#### YOUR TASK
Look through the records below, count the lines with the word "上一动点", and reply with only the number.

#### RECORDED DATA
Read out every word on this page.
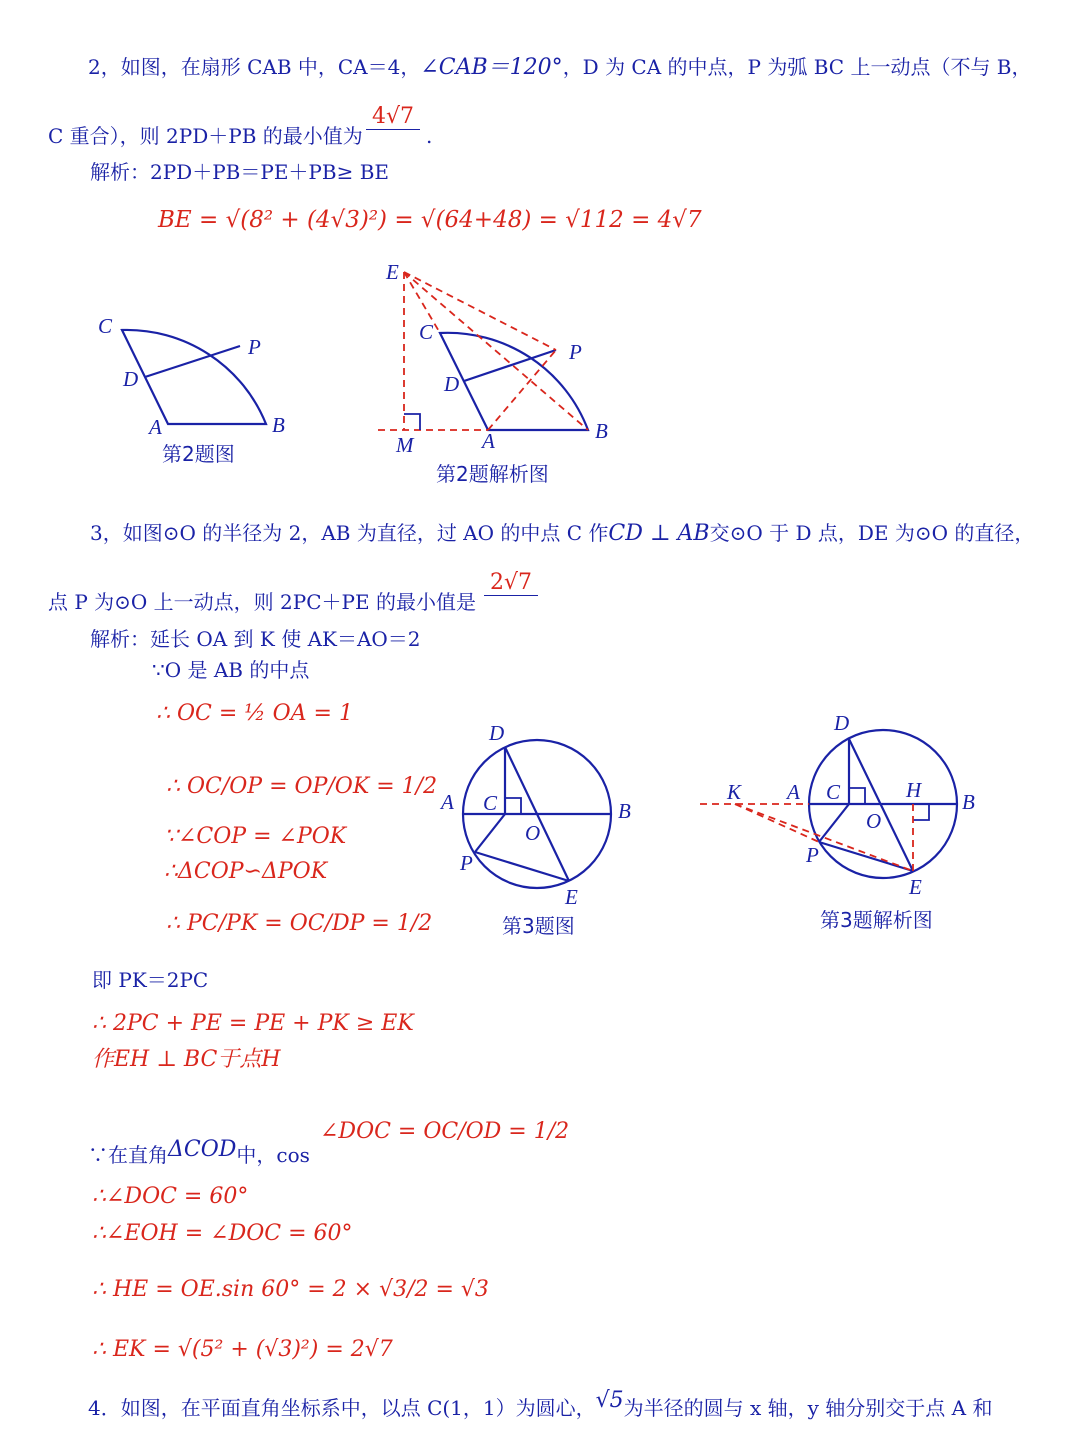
2，如图，在扇形 CAB 中，CA＝4，∠CAB＝120°，D 为 CA 的中点，P 为弧 BC 上一动点（不与 B，
C 重合），则 2PD＋PB 的最小值为
4√7
.
解析：2PD＋PB＝PE＋PB≥ BE
BE = √(8² + (4√3)²) = √(64+48) = √112 = 4√7
3，如图⊙O 的半径为 2，AB 为直径，过 AO 的中点 C 作CD ⊥ AB交⊙O 于 D 点，DE 为⊙O 的直径，
点 P 为⊙O 上一动点，则 2PC＋PE 的最小值是
2√7
解析：延长 OA 到 K 使 AK＝AO＝2
∵O 是 AB 的中点
∴ OC = ½ OA = 1
∴ OC/OP = OP/OK = 1/2
∵∠COP = ∠POK
∴ΔCOP∽ΔPOK
∴ PC/PK = OC/DP = 1/2
即 PK＝2PC
∴ 2PC + PE = PE + PK ≥ EK
作EH ⊥ BC于点H
∵在直角ΔCOD中，cos
∠DOC = OC/OD = 1/2
∴∠DOC = 60°
∴∠EOH = ∠DOC = 60°
∴ HE = OE.sin 60° = 2 × √3/2 = √3
∴ EK = √(5² + (√3)²) = 2√7
4．如图，在平面直角坐标系中，以点 C(1，1）为圆心，√5为半径的圆与 x 轴，y 轴分别交于点 A 和
C
P
D
A	B
E
C
P
D
M	A	B
D
A C	B
O
P
E
D
K A C	H B
O
P
E
第2题图
第2题解析图
第3题图	第3题解析图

#### WORKED SOLUTION
2